> [Set task]
Repeat exactly each line of the data provided below.

> [Supplied entries]
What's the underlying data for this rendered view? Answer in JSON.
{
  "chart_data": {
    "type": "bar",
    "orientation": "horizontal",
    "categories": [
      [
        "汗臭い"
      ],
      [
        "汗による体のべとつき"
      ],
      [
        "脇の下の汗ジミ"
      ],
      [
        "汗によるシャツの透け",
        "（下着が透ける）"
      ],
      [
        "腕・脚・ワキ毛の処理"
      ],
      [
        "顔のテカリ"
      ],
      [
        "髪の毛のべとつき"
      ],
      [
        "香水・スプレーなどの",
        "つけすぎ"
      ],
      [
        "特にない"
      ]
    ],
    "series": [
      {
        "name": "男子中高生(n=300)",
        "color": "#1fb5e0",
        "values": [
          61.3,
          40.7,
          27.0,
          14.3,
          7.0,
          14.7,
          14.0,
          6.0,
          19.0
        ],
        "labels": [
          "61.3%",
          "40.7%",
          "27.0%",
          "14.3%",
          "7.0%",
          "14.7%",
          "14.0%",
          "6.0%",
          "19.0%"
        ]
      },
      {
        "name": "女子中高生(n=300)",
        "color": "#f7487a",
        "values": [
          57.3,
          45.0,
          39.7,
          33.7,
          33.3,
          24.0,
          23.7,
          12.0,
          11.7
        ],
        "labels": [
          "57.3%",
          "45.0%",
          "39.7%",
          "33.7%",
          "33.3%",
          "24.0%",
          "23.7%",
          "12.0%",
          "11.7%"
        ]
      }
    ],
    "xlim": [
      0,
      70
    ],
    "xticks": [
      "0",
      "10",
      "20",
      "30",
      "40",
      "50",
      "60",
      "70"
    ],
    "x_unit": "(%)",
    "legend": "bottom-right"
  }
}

> [Response for this exercise]
What's the underlying data for this rendered view? Answer in JSON.
{
  "chart_data": {
    "type": "bar",
    "orientation": "horizontal",
    "categories": [
      [
        "汗臭い"
      ],
      [
        "汗による体のべとつき"
      ],
      [
        "脇の下の汗ジミ"
      ],
      [
        "汗によるシャツの透け",
        "（下着が透ける）"
      ],
      [
        "腕・脚・ワキ毛の処理"
      ],
      [
        "顔のテカリ"
      ],
      [
        "髪の毛のべとつき"
      ],
      [
        "香水・スプレーなどの",
        "つけすぎ"
      ],
      [
        "特にない"
      ]
    ],
    "series": [
      {
        "name": "男子中高生(n=300)",
        "color": "#1fb5e0",
        "values": [
          61.3,
          40.7,
          27.0,
          14.3,
          7.0,
          14.7,
          14.0,
          6.0,
          19.0
        ],
        "labels": [
          "61.3%",
          "40.7%",
          "27.0%",
          "14.3%",
          "7.0%",
          "14.7%",
          "14.0%",
          "6.0%",
          "19.0%"
        ]
      },
      {
        "name": "女子中高生(n=300)",
        "color": "#f7487a",
        "values": [
          57.3,
          45.0,
          39.7,
          33.7,
          33.3,
          24.0,
          23.7,
          12.0,
          11.7
        ],
        "labels": [
          "57.3%",
          "45.0%",
          "39.7%",
          "33.7%",
          "33.3%",
          "24.0%",
          "23.7%",
          "12.0%",
          "11.7%"
        ]
      }
    ],
    "xlim": [
      0,
      70
    ],
    "xticks": [
      "0",
      "10",
      "20",
      "30",
      "40",
      "50",
      "60",
      "70"
    ],
    "x_unit": "(%)",
    "legend": "bottom-right"
  }
}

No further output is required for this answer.